# Description of the task
Take every line where the string "this" appears and copy it.

# Records provided
++++++++++++++++++++
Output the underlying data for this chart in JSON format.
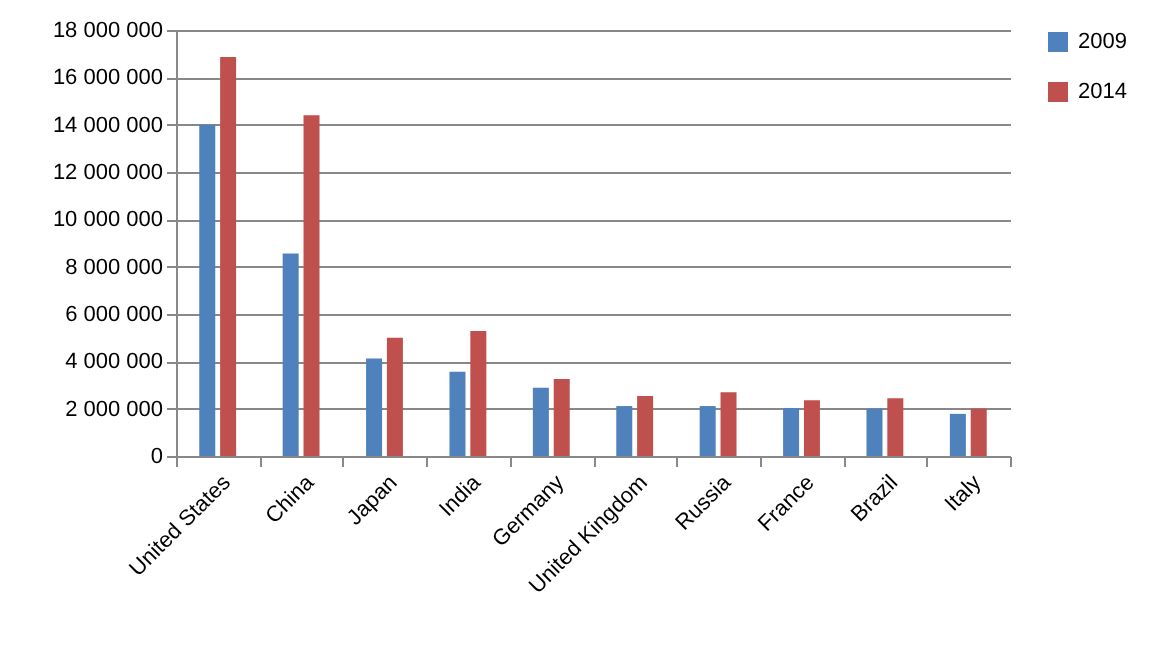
{
  "chart_data": {
    "type": "bar",
    "categories": [
      "United States",
      "China",
      "Japan",
      "India",
      "Germany",
      "United Kingdom",
      "Russia",
      "France",
      "Brazil",
      "Italy"
    ],
    "series": [
      {
        "name": "2009",
        "color": "#4f81bd",
        "values": [
          14000000,
          8560000,
          4120000,
          3560000,
          2880000,
          2110000,
          2110000,
          2030000,
          2000000,
          1780000
        ]
      },
      {
        "name": "2014",
        "color": "#c0504d",
        "values": [
          16860000,
          14400000,
          5000000,
          5280000,
          3250000,
          2530000,
          2690000,
          2360000,
          2440000,
          2000000
        ]
      }
    ],
    "ylim": [
      0,
      18000000
    ],
    "yticks": [
      {
        "value": 0,
        "label": "0"
      },
      {
        "value": 2000000,
        "label": "2 000 000"
      },
      {
        "value": 4000000,
        "label": "4 000 000"
      },
      {
        "value": 6000000,
        "label": "6 000 000"
      },
      {
        "value": 8000000,
        "label": "8 000 000"
      },
      {
        "value": 10000000,
        "label": "10 000 000"
      },
      {
        "value": 12000000,
        "label": "12 000 000"
      },
      {
        "value": 14000000,
        "label": "14 000 000"
      },
      {
        "value": 16000000,
        "label": "16 000 000"
      },
      {
        "value": 18000000,
        "label": "18 000 000"
      }
    ],
    "grid": "y",
    "legend": "right"
  }
}
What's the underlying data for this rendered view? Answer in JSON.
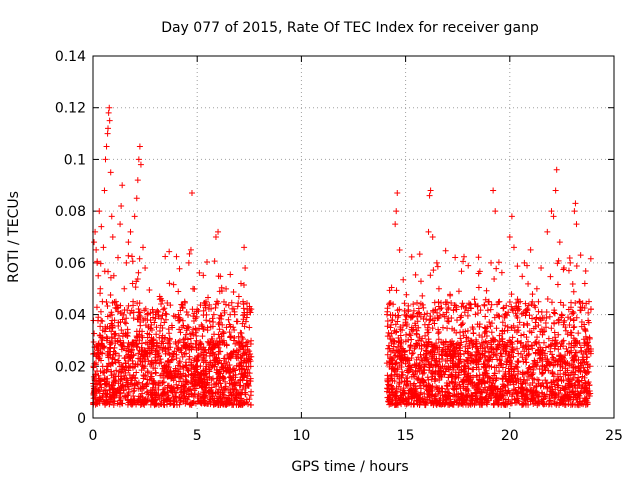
{
  "chart_data": {
    "type": "scatter",
    "title": "Day 077 of 2015, Rate Of TEC Index for receiver ganp",
    "xlabel": "GPS time / hours",
    "ylabel": "ROTI / TECUs",
    "xlim": [
      0,
      25
    ],
    "ylim": [
      0,
      0.14
    ],
    "xticks": [
      0,
      5,
      10,
      15,
      20,
      25
    ],
    "xtick_labels": [
      "0",
      "5",
      "10",
      "15",
      "20",
      "25"
    ],
    "yticks": [
      0,
      0.02,
      0.04,
      0.06,
      0.08,
      0.1,
      0.12,
      0.14
    ],
    "ytick_labels": [
      "0",
      "0.02",
      "0.04",
      "0.06",
      "0.08",
      "0.1",
      "0.12",
      "0.14"
    ],
    "grid": true,
    "marker": "+",
    "color": "#ff0000",
    "series": [
      {
        "name": "ROTI",
        "segments": [
          {
            "time_range_hours": [
              0.0,
              7.6
            ],
            "typical_range": [
              0.005,
              0.03
            ],
            "points": [
              [
                0.05,
                0.068
              ],
              [
                0.1,
                0.072
              ],
              [
                0.15,
                0.065
              ],
              [
                0.2,
                0.06
              ],
              [
                0.25,
                0.055
              ],
              [
                0.3,
                0.08
              ],
              [
                0.35,
                0.05
              ],
              [
                0.4,
                0.074
              ],
              [
                0.45,
                0.045
              ],
              [
                0.5,
                0.066
              ],
              [
                0.55,
                0.088
              ],
              [
                0.6,
                0.1
              ],
              [
                0.65,
                0.105
              ],
              [
                0.7,
                0.11
              ],
              [
                0.72,
                0.112
              ],
              [
                0.75,
                0.118
              ],
              [
                0.78,
                0.12
              ],
              [
                0.8,
                0.115
              ],
              [
                0.85,
                0.095
              ],
              [
                0.9,
                0.078
              ],
              [
                0.95,
                0.07
              ],
              [
                1.0,
                0.055
              ],
              [
                1.1,
                0.045
              ],
              [
                1.2,
                0.062
              ],
              [
                1.3,
                0.075
              ],
              [
                1.35,
                0.082
              ],
              [
                1.4,
                0.09
              ],
              [
                1.5,
                0.05
              ],
              [
                1.6,
                0.06
              ],
              [
                1.7,
                0.068
              ],
              [
                1.8,
                0.072
              ],
              [
                1.9,
                0.052
              ],
              [
                2.0,
                0.078
              ],
              [
                2.1,
                0.085
              ],
              [
                2.15,
                0.092
              ],
              [
                2.2,
                0.1
              ],
              [
                2.25,
                0.105
              ],
              [
                2.3,
                0.098
              ],
              [
                2.4,
                0.066
              ],
              [
                2.5,
                0.058
              ],
              [
                2.6,
                0.04
              ],
              [
                2.8,
                0.036
              ],
              [
                3.0,
                0.04
              ],
              [
                3.2,
                0.047
              ],
              [
                3.5,
                0.038
              ],
              [
                3.8,
                0.035
              ],
              [
                4.1,
                0.04
              ],
              [
                4.4,
                0.045
              ],
              [
                4.6,
                0.06
              ],
              [
                4.7,
                0.065
              ],
              [
                4.75,
                0.087
              ],
              [
                4.8,
                0.05
              ],
              [
                5.0,
                0.042
              ],
              [
                5.2,
                0.036
              ],
              [
                5.5,
                0.034
              ],
              [
                5.8,
                0.04
              ],
              [
                5.9,
                0.07
              ],
              [
                6.0,
                0.072
              ],
              [
                6.2,
                0.036
              ],
              [
                6.5,
                0.038
              ],
              [
                6.8,
                0.04
              ],
              [
                7.0,
                0.047
              ],
              [
                7.1,
                0.052
              ],
              [
                7.2,
                0.045
              ],
              [
                7.25,
                0.066
              ],
              [
                7.3,
                0.058
              ],
              [
                7.4,
                0.04
              ],
              [
                7.5,
                0.035
              ]
            ]
          },
          {
            "time_range_hours": [
              14.1,
              23.9
            ],
            "typical_range": [
              0.005,
              0.03
            ],
            "points": [
              [
                14.2,
                0.028
              ],
              [
                14.3,
                0.036
              ],
              [
                14.4,
                0.044
              ],
              [
                14.5,
                0.075
              ],
              [
                14.55,
                0.08
              ],
              [
                14.6,
                0.087
              ],
              [
                14.7,
                0.042
              ],
              [
                15.0,
                0.038
              ],
              [
                15.3,
                0.035
              ],
              [
                15.6,
                0.03
              ],
              [
                15.9,
                0.04
              ],
              [
                16.1,
                0.072
              ],
              [
                16.15,
                0.086
              ],
              [
                16.2,
                0.088
              ],
              [
                16.3,
                0.07
              ],
              [
                16.5,
                0.06
              ],
              [
                16.6,
                0.05
              ],
              [
                16.8,
                0.04
              ],
              [
                17.2,
                0.024
              ],
              [
                17.6,
                0.022
              ],
              [
                18.0,
                0.022
              ],
              [
                18.5,
                0.026
              ],
              [
                18.8,
                0.035
              ],
              [
                19.0,
                0.045
              ],
              [
                19.1,
                0.06
              ],
              [
                19.2,
                0.088
              ],
              [
                19.3,
                0.08
              ],
              [
                19.5,
                0.045
              ],
              [
                19.8,
                0.04
              ],
              [
                20.0,
                0.07
              ],
              [
                20.1,
                0.078
              ],
              [
                20.2,
                0.066
              ],
              [
                20.5,
                0.045
              ],
              [
                20.7,
                0.06
              ],
              [
                21.0,
                0.065
              ],
              [
                21.3,
                0.05
              ],
              [
                21.5,
                0.058
              ],
              [
                21.8,
                0.072
              ],
              [
                22.0,
                0.08
              ],
              [
                22.1,
                0.078
              ],
              [
                22.2,
                0.088
              ],
              [
                22.25,
                0.096
              ],
              [
                22.4,
                0.068
              ],
              [
                22.6,
                0.058
              ],
              [
                22.9,
                0.06
              ],
              [
                23.1,
                0.08
              ],
              [
                23.15,
                0.083
              ],
              [
                23.2,
                0.075
              ],
              [
                23.4,
                0.063
              ],
              [
                23.6,
                0.052
              ],
              [
                23.8,
                0.045
              ]
            ]
          }
        ]
      }
    ]
  }
}
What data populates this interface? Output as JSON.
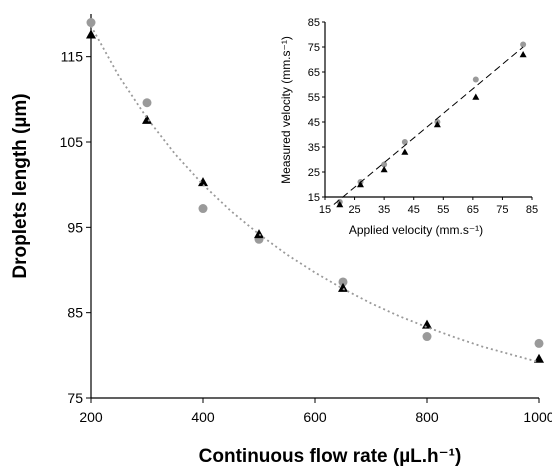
{
  "chart_data": [
    {
      "type": "scatter",
      "title": "",
      "xlabel": "Continuous flow rate (µL.h⁻¹)",
      "ylabel": "Droplets length (µm)",
      "x_ticks": [
        "200",
        "400",
        "600",
        "800",
        "1000"
      ],
      "y_ticks": [
        "75",
        "85",
        "95",
        "105",
        "115"
      ],
      "xlim": [
        200,
        1000
      ],
      "ylim": [
        75,
        120
      ],
      "grid": false,
      "series": [
        {
          "marker": "circle",
          "color": "#9a9a9a",
          "x": [
            200,
            300,
            400,
            500,
            650,
            800,
            1000
          ],
          "y": [
            119.0,
            109.6,
            97.2,
            93.6,
            88.6,
            82.2,
            81.4
          ]
        },
        {
          "marker": "triangle",
          "color": "#000000",
          "x": [
            200,
            300,
            400,
            500,
            650,
            800,
            1000
          ],
          "y": [
            117.6,
            107.6,
            100.3,
            94.2,
            87.9,
            83.6,
            79.6
          ]
        },
        {
          "style": "dotted-fit",
          "color": "#9a9a9a",
          "x": [
            200,
            250,
            300,
            350,
            400,
            450,
            500,
            550,
            600,
            650,
            700,
            750,
            800,
            850,
            900,
            950,
            1000
          ],
          "y": [
            118.6,
            112.7,
            107.8,
            103.6,
            100.0,
            96.9,
            94.2,
            91.8,
            89.7,
            87.8,
            86.1,
            84.6,
            83.3,
            82.1,
            81.0,
            80.1,
            79.2
          ]
        }
      ]
    },
    {
      "type": "scatter",
      "title": "",
      "xlabel": "Applied velocity (mm.s⁻¹)",
      "ylabel": "Measured velocity (mm.s⁻¹)",
      "x_ticks": [
        "15",
        "25",
        "35",
        "45",
        "55",
        "65",
        "75",
        "85"
      ],
      "y_ticks": [
        "15",
        "25",
        "35",
        "45",
        "55",
        "65",
        "75",
        "85"
      ],
      "xlim": [
        15,
        85
      ],
      "ylim": [
        15,
        85
      ],
      "grid": false,
      "series": [
        {
          "marker": "circle",
          "color": "#9a9a9a",
          "x": [
            20,
            27,
            35,
            42,
            53,
            66,
            82
          ],
          "y": [
            13,
            21,
            28,
            37,
            45,
            62,
            76
          ]
        },
        {
          "marker": "triangle",
          "color": "#000000",
          "x": [
            20,
            27,
            35,
            42,
            53,
            66,
            82
          ],
          "y": [
            12,
            20,
            26,
            33,
            44,
            55,
            72
          ]
        },
        {
          "style": "dashed-fit",
          "color": "#000000",
          "x": [
            18,
            82
          ],
          "y": [
            12,
            75
          ]
        }
      ]
    }
  ]
}
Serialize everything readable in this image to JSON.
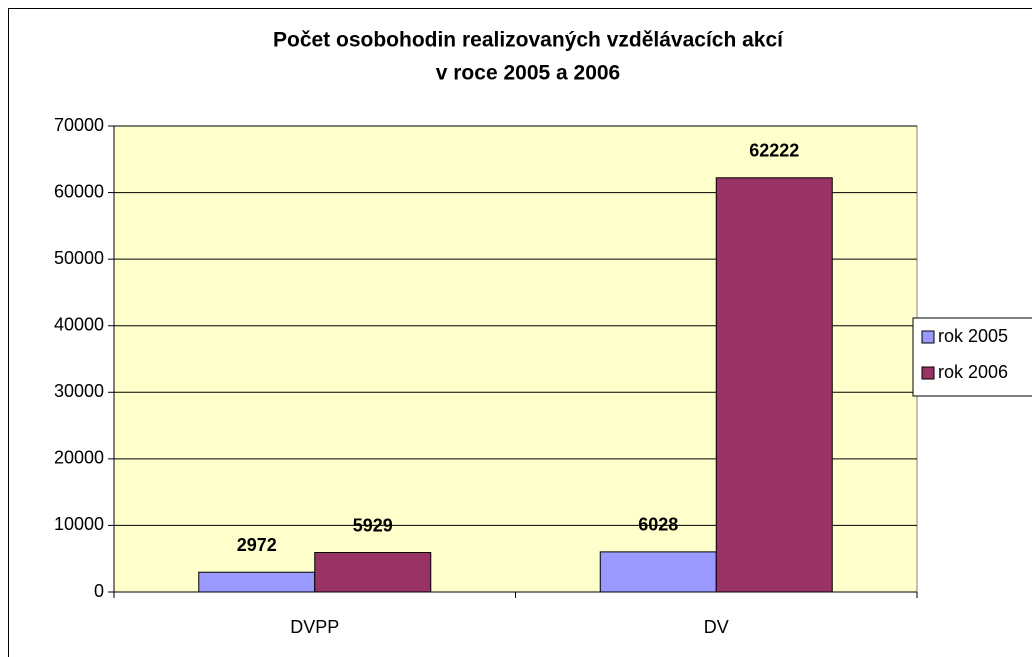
{
  "chart_data": {
    "type": "bar",
    "title": [
      "Počet osobohodin realizovaných vzdělávacích akcí",
      "v roce 2005 a 2006"
    ],
    "categories": [
      "DVPP",
      "DV"
    ],
    "series": [
      {
        "name": "rok 2005",
        "color": "#9999ff",
        "values": [
          2972,
          6028
        ]
      },
      {
        "name": "rok 2006",
        "color": "#993366",
        "values": [
          5929,
          62222
        ]
      }
    ],
    "ylim": [
      0,
      70000
    ],
    "yticks": [
      0,
      10000,
      20000,
      30000,
      40000,
      50000,
      60000,
      70000
    ],
    "grid": true,
    "legend": "right",
    "plot_background": "#ffffcc"
  }
}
++++++++++++++++++++
# The output
Output the underlying data for this chart in JSON format.
What's the underlying data for this rendered view? Answer in JSON.
What data populates this interface? Output as JSON.
Serialize everything readable in this image to JSON.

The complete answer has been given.